Objective:
Filter the entries, keeping every line with the word "delle".

Listed records:
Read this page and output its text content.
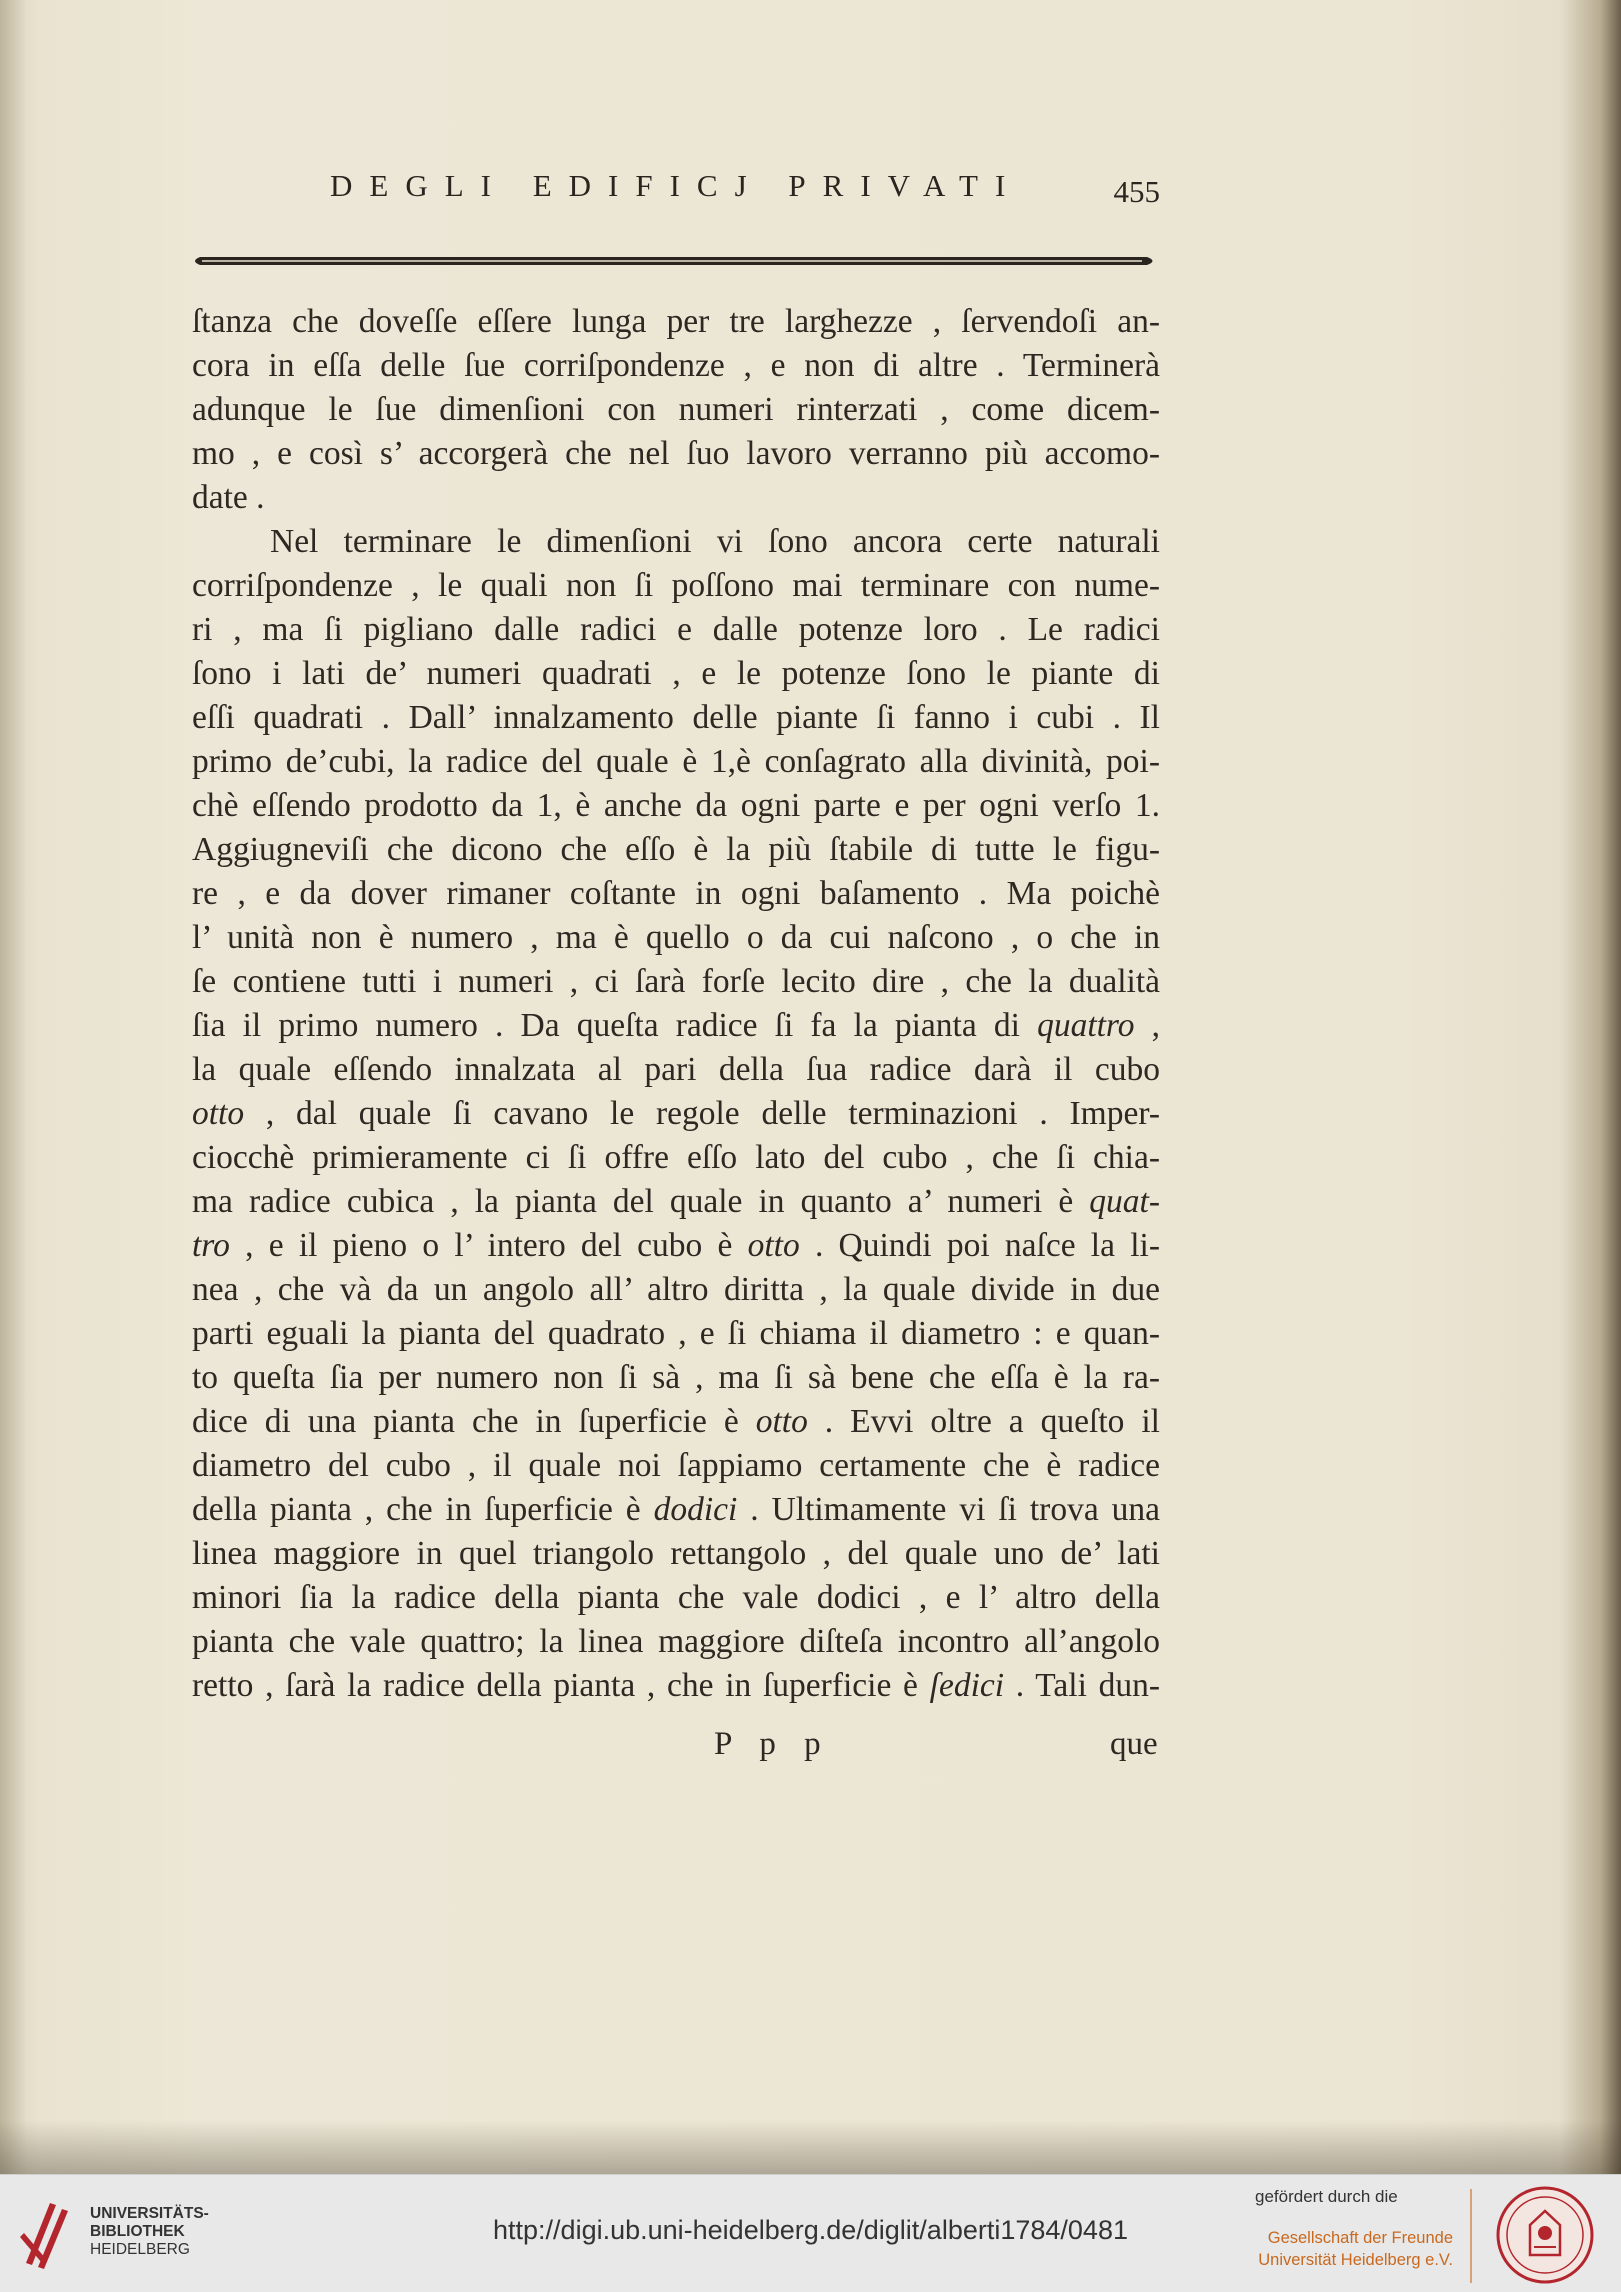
DEGLI EDIFICJ PRIVATI	455
ſtanza che doveſſe eſſere lunga per tre larghezze , ſervendoſi an-
cora in eſſa delle ſue corriſpondenze , e non di altre . Terminerà
adunque le ſue dimenſioni con numeri rinterzati , come dicem-
mo , e così s’ accorgerà che nel ſuo lavoro verranno più accomo-
date .
Nel terminare le dimenſioni vi ſono ancora certe naturali
corriſpondenze , le quali non ſi poſſono mai terminare con nume-
ri , ma ſi pigliano dalle radici e dalle potenze loro . Le radici
ſono i lati de’ numeri quadrati , e le potenze ſono le piante di
eſſi quadrati . Dall’ innalzamento delle piante ſi fanno i cubi . Il
primo de’cubi, la radice del quale è 1,è conſagrato alla divinità, poi-
chè eſſendo prodotto da 1, è anche da ogni parte e per ogni verſo 1.
Aggiugneviſi che dicono che eſſo è la più ſtabile di tutte le figu-
re , e da dover rimaner coſtante in ogni baſamento . Ma poichè
l’ unità non è numero , ma è quello o da cui naſcono , o che in
ſe contiene tutti i numeri , ci ſarà forſe lecito dire , che la dualità
ſia il primo numero . Da queſta radice ſi fa la pianta di quattro ,
la quale eſſendo innalzata al pari della ſua radice darà il cubo
otto , dal quale ſi cavano le regole delle terminazioni . Imper-
ciocchè primieramente ci ſi offre eſſo lato del cubo , che ſi chia-
ma radice cubica , la pianta del quale in quanto a’ numeri è quat-
tro , e il pieno o l’ intero del cubo è otto . Quindi poi naſce la li-
nea , che và da un angolo all’ altro diritta , la quale divide in due
parti eguali la pianta del quadrato , e ſi chiama il diametro : e quan-
to queſta ſia per numero non ſi sà , ma ſi sà bene che eſſa è la ra-
dice di una pianta che in ſuperficie è otto . Evvi oltre a queſto il
diametro del cubo , il quale noi ſappiamo certamente che è radice
della pianta , che in ſuperficie è dodici . Ultimamente vi ſi trova una
linea maggiore in quel triangolo rettangolo , del quale uno de’ lati
minori ſia la radice della pianta che vale dodici , e l’ altro della
pianta che vale quattro; la linea maggiore diſteſa incontro all’angolo
retto , ſarà la radice della pianta , che in ſuperficie è ſedici . Tali dun-
P p p	que
UNIVERSITÄTS-
BIBLIOTHEK
HEIDELBERG
http://digi.ub.uni-heidelberg.de/diglit/alberti1784/0481
gefördert durch die
Gesellschaft der Freunde
Universität Heidelberg e.V.
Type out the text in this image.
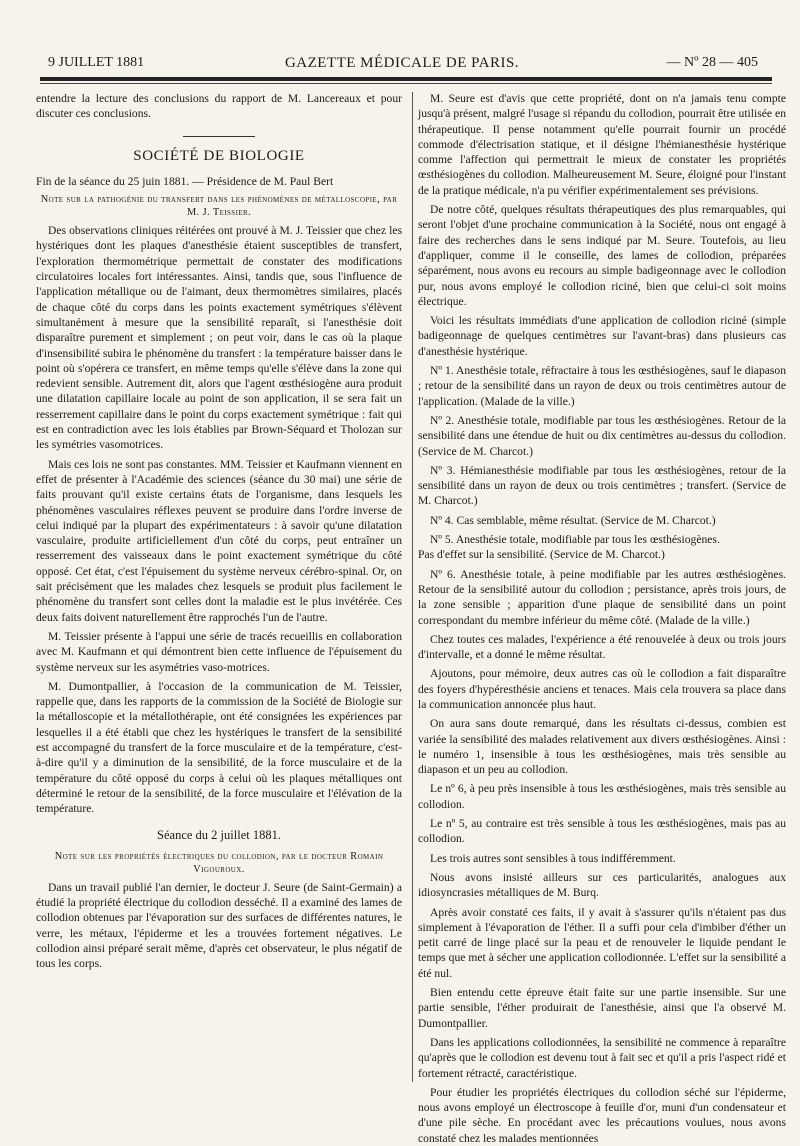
9 JUILLET 1881	GAZETTE MÉDICALE DE PARIS.	— Nº 28 — 405

entendre la lecture des conclusions du rapport de M. Lancereaux et pour discuter ces conclusions.

SOCIÉTÉ DE BIOLOGIE

Fin de la séance du 25 juin 1881. — Présidence de M. Paul Bert

Note sur la pathogénie du transfert dans les phénomènes de métalloscopie, par M. J. Teissier.

Des observations cliniques réitérées ont prouvé à M. J. Teissier que chez les hystériques dont les plaques d'anesthésie étaient susceptibles de transfert, l'exploration thermométrique permettait de constater des modifications circulatoires locales fort intéressantes. Ainsi, tandis que, sous l'influence de l'application métallique ou de l'aimant, deux thermomètres similaires, placés de chaque côté du corps dans les points exactement symétriques s'élèvent simultanément à mesure que la sensibilité reparaît, si l'anesthésie doit disparaître purement et simplement ; on peut voir, dans le cas où la plaque d'insensibilité subira le phénomène du transfert : la température baisser dans le point où s'opérera ce transfert, en même temps qu'elle s'élève dans la zone qui redevient sensible. Autrement dit, alors que l'agent œsthésiogène aura produit une dilatation capillaire locale au point de son application, il se sera fait un resserrement capillaire dans le point du corps exactement symétrique : fait qui est en contradiction avec les lois établies par Brown-Séquard et Tholozan sur les symétries vasomotrices.

Mais ces lois ne sont pas constantes. MM. Teissier et Kaufmann viennent en effet de présenter à l'Académie des sciences (séance du 30 mai) une série de faits prouvant qu'il existe certains états de l'organisme, dans lesquels les phénomènes vasculaires réflexes peuvent se produire dans l'ordre inverse de celui indiqué par la plupart des expérimentateurs : à savoir qu'une dilatation vasculaire, produite artificiellement d'un côté du corps, peut entraîner un resserrement des vaisseaux dans le point exactement symétrique du côté opposé. Cet état, c'est l'épuisement du système nerveux cérébro-spinal. Or, on sait précisément que les malades chez lesquels se produit plus facilement le phénomène du transfert sont celles dont la maladie est le plus invétérée. Ces deux faits doivent naturellement être rapprochés l'un de l'autre.

M. Teissier présente à l'appui une série de tracés recueillis en collaboration avec M. Kaufmann et qui démontrent bien cette influence de l'épuisement du système nerveux sur les asymétries vaso-motrices.

M. Dumontpallier, à l'occasion de la communication de M. Teissier, rappelle que, dans les rapports de la commission de la Société de Biologie sur la métalloscopie et la métallothérapie, ont été consignées les expériences par lesquelles il a été établi que chez les hystériques le transfert de la sensibilité est accompagné du transfert de la force musculaire et de la température, c'est-à-dire qu'il y a diminution de la sensibilité, de la force musculaire et de la température du côté opposé du corps à celui où les plaques métalliques ont déterminé le retour de la sensibilité, de la force musculaire et l'élévation de la température.

Séance du 2 juillet 1881.
Note sur les propriétés électriques du collodion, par le docteur Romain Vigouroux.

Dans un travail publié l'an dernier, le docteur J. Seure (de Saint-Germain) a étudié la propriété électrique du collodion desséché. Il a examiné des lames de collodion obtenues par l'évaporation sur des surfaces de différentes natures, le verre, les métaux, l'épiderme et les a trouvées fortement négatives. Le collodion ainsi préparé serait même, d'après cet observateur, le plus négatif de tous les corps.

M. Seure est d'avis que cette propriété, dont on n'a jamais tenu compte jusqu'à présent, malgré l'usage si répandu du collodion, pourrait être utilisée en thérapeutique. Il pense notamment qu'elle pourrait fournir un procédé commode d'électrisation statique, et il désigne l'hémianesthésie hystérique comme l'affection qui permettrait le mieux de constater les propriétés œsthésiogènes du collodion. Malheureusement M. Seure, éloigné pour l'instant de la pratique médicale, n'a pu vérifier expérimentalement ses prévisions.

De notre côté, quelques résultats thérapeutiques des plus remarquables, qui seront l'objet d'une prochaine communication à la Société, nous ont engagé à faire des recherches dans le sens indiqué par M. Seure. Toutefois, au lieu d'appliquer, comme il le conseille, des lames de collodion, préparées séparément, nous avons eu recours au simple badigeonnage avec le collodion pur, nous avons employé le collodion riciné, bien que celui-ci soit moins électrique.

Voici les résultats immédiats d'une application de collodion riciné (simple badigeonnage de quelques centimètres sur l'avant-bras) dans plusieurs cas d'anesthésie hystérique.

Nº 1. Anesthésie totale, réfractaire à tous les œsthésiogènes, sauf le diapason ; retour de la sensibilité dans un rayon de deux ou trois centimètres autour de l'application. (Malade de la ville.)

Nº 2. Anesthésie totale, modifiable par tous les œsthésiogènes. Retour de la sensibilité dans une étendue de huit ou dix centimètres au-dessus du collodion. (Service de M. Charcot.)

Nº 3. Hémianesthésie modifiable par tous les œsthésiogènes, retour de la sensibilité dans un rayon de deux ou trois centimètres ; transfert. (Service de M. Charcot.)

Nº 4. Cas semblable, même résultat. (Service de M. Charcot.)

Nº 5. Anesthésie totale, modifiable par tous les œsthésiogènes.

Pas d'effet sur la sensibilité. (Service de M. Charcot.)

Nº 6. Anesthésie totale, à peine modifiable par les autres œsthésiogènes. Retour de la sensibilité autour du collodion ; persistance, après trois jours, de la zone sensible ; apparition d'une plaque de sensibilité dans un point correspondant du membre inférieur du même côté. (Malade de la ville.)

Chez toutes ces malades, l'expérience a été renouvelée à deux ou trois jours d'intervalle, et a donné le même résultat.

Ajoutons, pour mémoire, deux autres cas où le collodion a fait disparaître des foyers d'hypéresthésie anciens et tenaces. Mais cela trouvera sa place dans la communication annoncée plus haut.

On aura sans doute remarqué, dans les résultats ci-dessus, combien est variée la sensibilité des malades relativement aux divers œsthésiogènes. Ainsi : le numéro 1, insensible à tous les œsthésiogènes, mais très sensible au diapason et un peu au collodion.

Le nº 6, à peu près insensible à tous les œsthésiogènes, mais très sensible au collodion.

Le nº 5, au contraire est très sensible à tous les œsthésiogènes, mais pas au collodion.

Les trois autres sont sensibles à tous indifféremment.

Nous avons insisté ailleurs sur ces particularités, analogues aux idiosyncrasies métalliques de M. Burq.

Après avoir constaté ces faits, il y avait à s'assurer qu'ils n'étaient pas dus simplement à l'évaporation de l'éther. Il a suffi pour cela d'imbiber d'éther un petit carré de linge placé sur la peau et de renouveler le liquide pendant le temps que met à sécher une application collodionnée. L'effet sur la sensibilité a été nul.

Bien entendu cette épreuve était faite sur une partie insensible. Sur une partie sensible, l'éther produirait de l'anesthésie, ainsi que l'a observé M. Dumontpallier.

Dans les applications collodionnées, la sensibilité ne commence à reparaître qu'après que le collodion est devenu tout à fait sec et qu'il a pris l'aspect ridé et fortement rétracté, caractéristique.

Pour étudier les propriétés électriques du collodion séché sur l'épiderme, nous avons employé un électroscope à feuille d'or, muni d'un condensateur et d'une pile sèche. En procédant avec les précautions voulues, nous avons constaté chez les malades mentionnées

Final answer:
cora in eſſa delle ſue corriſpondenze , e non di altre . Terminerà
eſſi quadrati . Dall’ innalzamento delle piante ſi fanno i cubi . Il
otto , dal quale ſi cavano le regole delle terminazioni . Imper-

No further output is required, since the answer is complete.